Supplied records:
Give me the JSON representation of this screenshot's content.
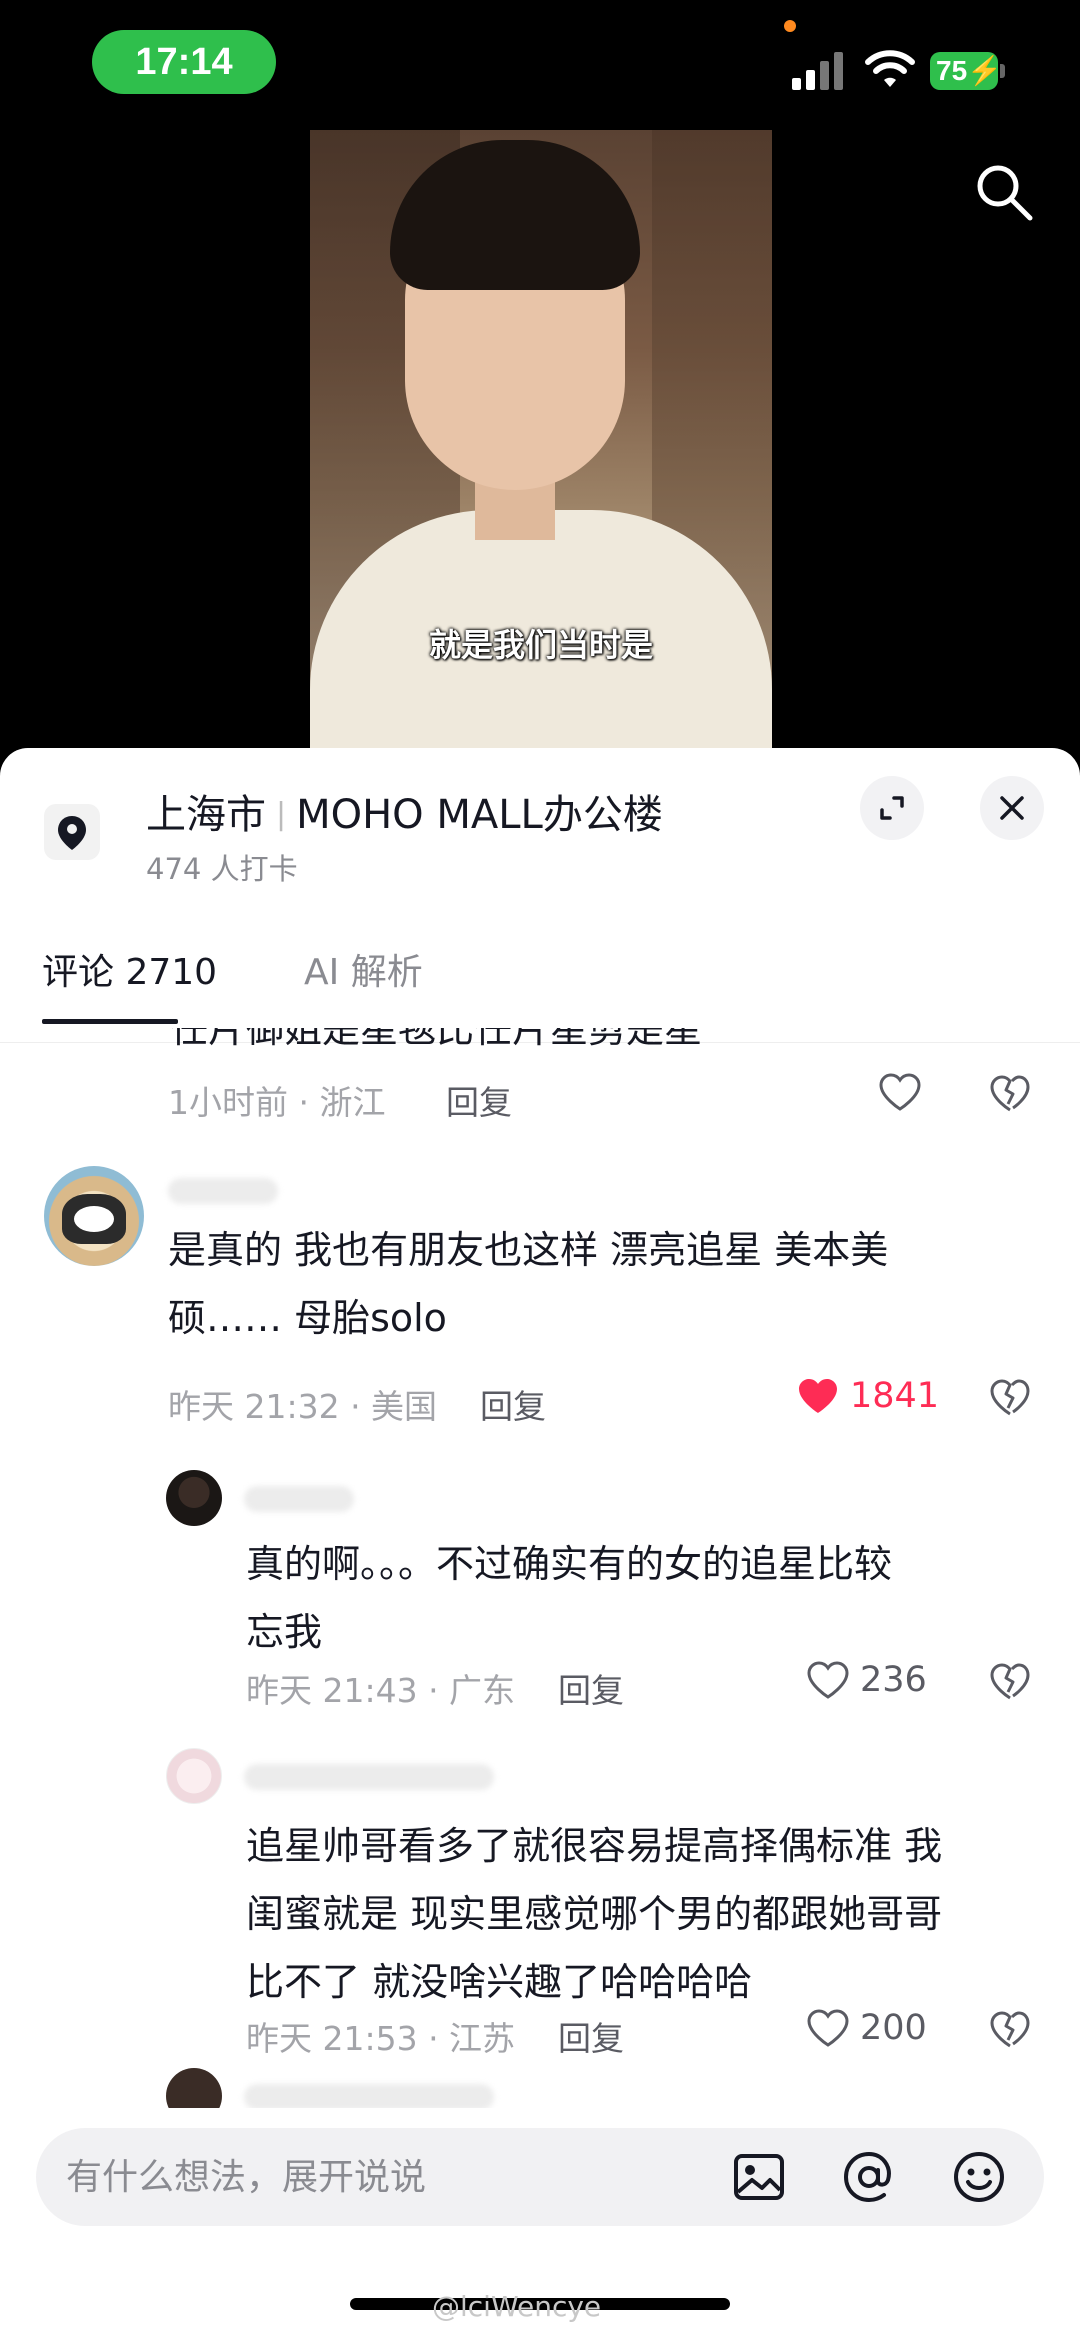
{
  "status_bar": {
    "time": "17:14",
    "battery": "75"
  },
  "video": {
    "subtitle": "就是我们当时是"
  },
  "location": {
    "city": "上海市",
    "place": "MOHO MALL办公楼",
    "checkins": "474 人打卡"
  },
  "tabs": {
    "comments": "评论 2710",
    "ai": "AI 解析"
  },
  "comments": [
    {
      "text_partial": "任片御姐是星毯比任片星剪是星",
      "time": "1小时前 · 浙江",
      "reply": "回复",
      "likes": ""
    },
    {
      "line1": "是真的 我也有朋友也这样 漂亮追星 美本美",
      "line2": "硕…… 母胎solo",
      "time": "昨天 21:32 · 美国",
      "reply": "回复",
      "likes": "1841",
      "liked": true
    }
  ],
  "replies": [
    {
      "line1": "真的啊。。。不过确实有的女的追星比较",
      "line2": "忘我",
      "time": "昨天 21:43 · 广东",
      "reply": "回复",
      "likes": "236"
    },
    {
      "line1": "追星帅哥看多了就很容易提高择偶标准 我",
      "line2": "闺蜜就是 现实里感觉哪个男的都跟她哥哥",
      "line3": "比不了 就没啥兴趣了哈哈哈哈",
      "time": "昨天 21:53 · 江苏",
      "reply": "回复",
      "likes": "200"
    }
  ],
  "input": {
    "placeholder": "有什么想法，展开说说"
  },
  "watermark": "@lciWencye",
  "colors": {
    "status_green": "#2fbf4c",
    "like_red": "#fe2c55",
    "text_primary": "#161823",
    "text_secondary": "#a3a4a9"
  },
  "icons": [
    "search-icon",
    "location-pin-icon",
    "expand-icon",
    "close-icon",
    "heart-icon",
    "dislike-icon",
    "image-icon",
    "at-icon",
    "emoji-icon",
    "signal-icon",
    "wifi-icon"
  ]
}
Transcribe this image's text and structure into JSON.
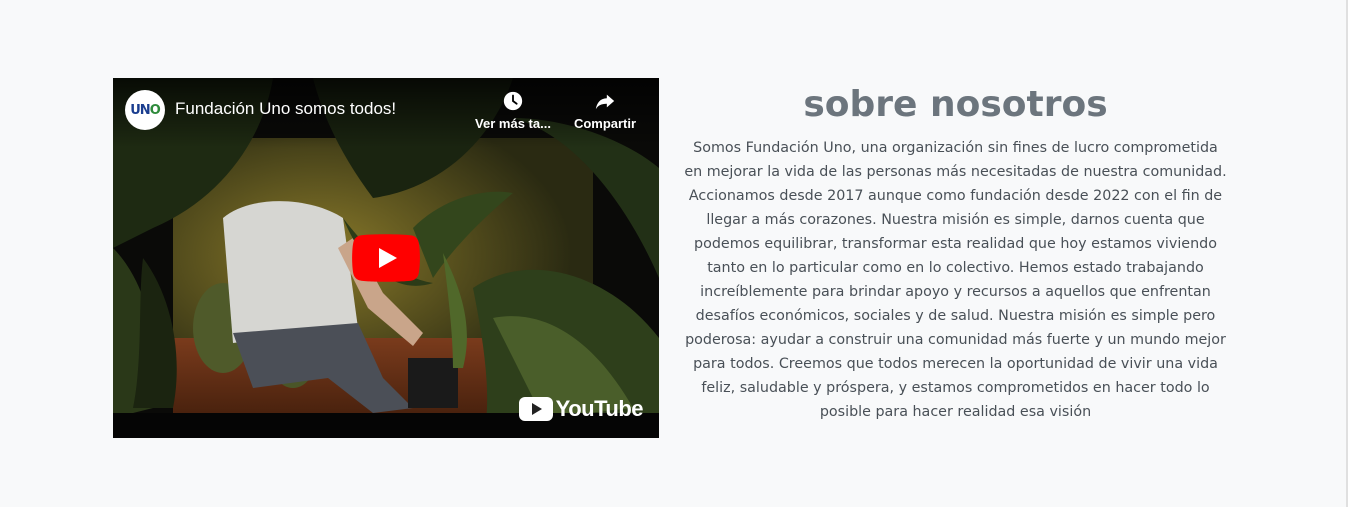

Requirement:
Each record must be quoted in full and exactly. Do not include the pictures.

Answer to the exercise:
Give me the JSON representation of this screenshot's content.
{
  "status_bar": {
    "time": "17:14",
    "battery": "75"
  },
  "video": {
    "subtitle": "就是我们当时是"
  },
  "location": {
    "city": "上海市",
    "place": "MOHO MALL办公楼",
    "checkins": "474 人打卡"
  },
  "tabs": {
    "comments": "评论 2710",
    "ai": "AI 解析"
  },
  "comments": [
    {
      "text_partial": "任片御姐是星毯比任片星剪是星",
      "time": "1小时前 · 浙江",
      "reply": "回复",
      "likes": ""
    },
    {
      "line1": "是真的 我也有朋友也这样 漂亮追星 美本美",
      "line2": "硕…… 母胎solo",
      "time": "昨天 21:32 · 美国",
      "reply": "回复",
      "likes": "1841",
      "liked": true
    }
  ],
  "replies": [
    {
      "line1": "真的啊。。。不过确实有的女的追星比较",
      "line2": "忘我",
      "time": "昨天 21:43 · 广东",
      "reply": "回复",
      "likes": "236"
    },
    {
      "line1": "追星帅哥看多了就很容易提高择偶标准 我",
      "line2": "闺蜜就是 现实里感觉哪个男的都跟她哥哥",
      "line3": "比不了 就没啥兴趣了哈哈哈哈",
      "time": "昨天 21:53 · 江苏",
      "reply": "回复",
      "likes": "200"
    }
  ],
  "input": {
    "placeholder": "有什么想法，展开说说"
  },
  "watermark": "@lciWencye",
  "colors": {
    "status_green": "#2fbf4c",
    "like_red": "#fe2c55",
    "text_primary": "#161823",
    "text_secondary": "#a3a4a9"
  },
  "icons": [
    "search-icon",
    "location-pin-icon",
    "expand-icon",
    "close-icon",
    "heart-icon",
    "dislike-icon",
    "image-icon",
    "at-icon",
    "emoji-icon",
    "signal-icon",
    "wifi-icon"
  ]
}
Transcribe this image's text and structure into JSON.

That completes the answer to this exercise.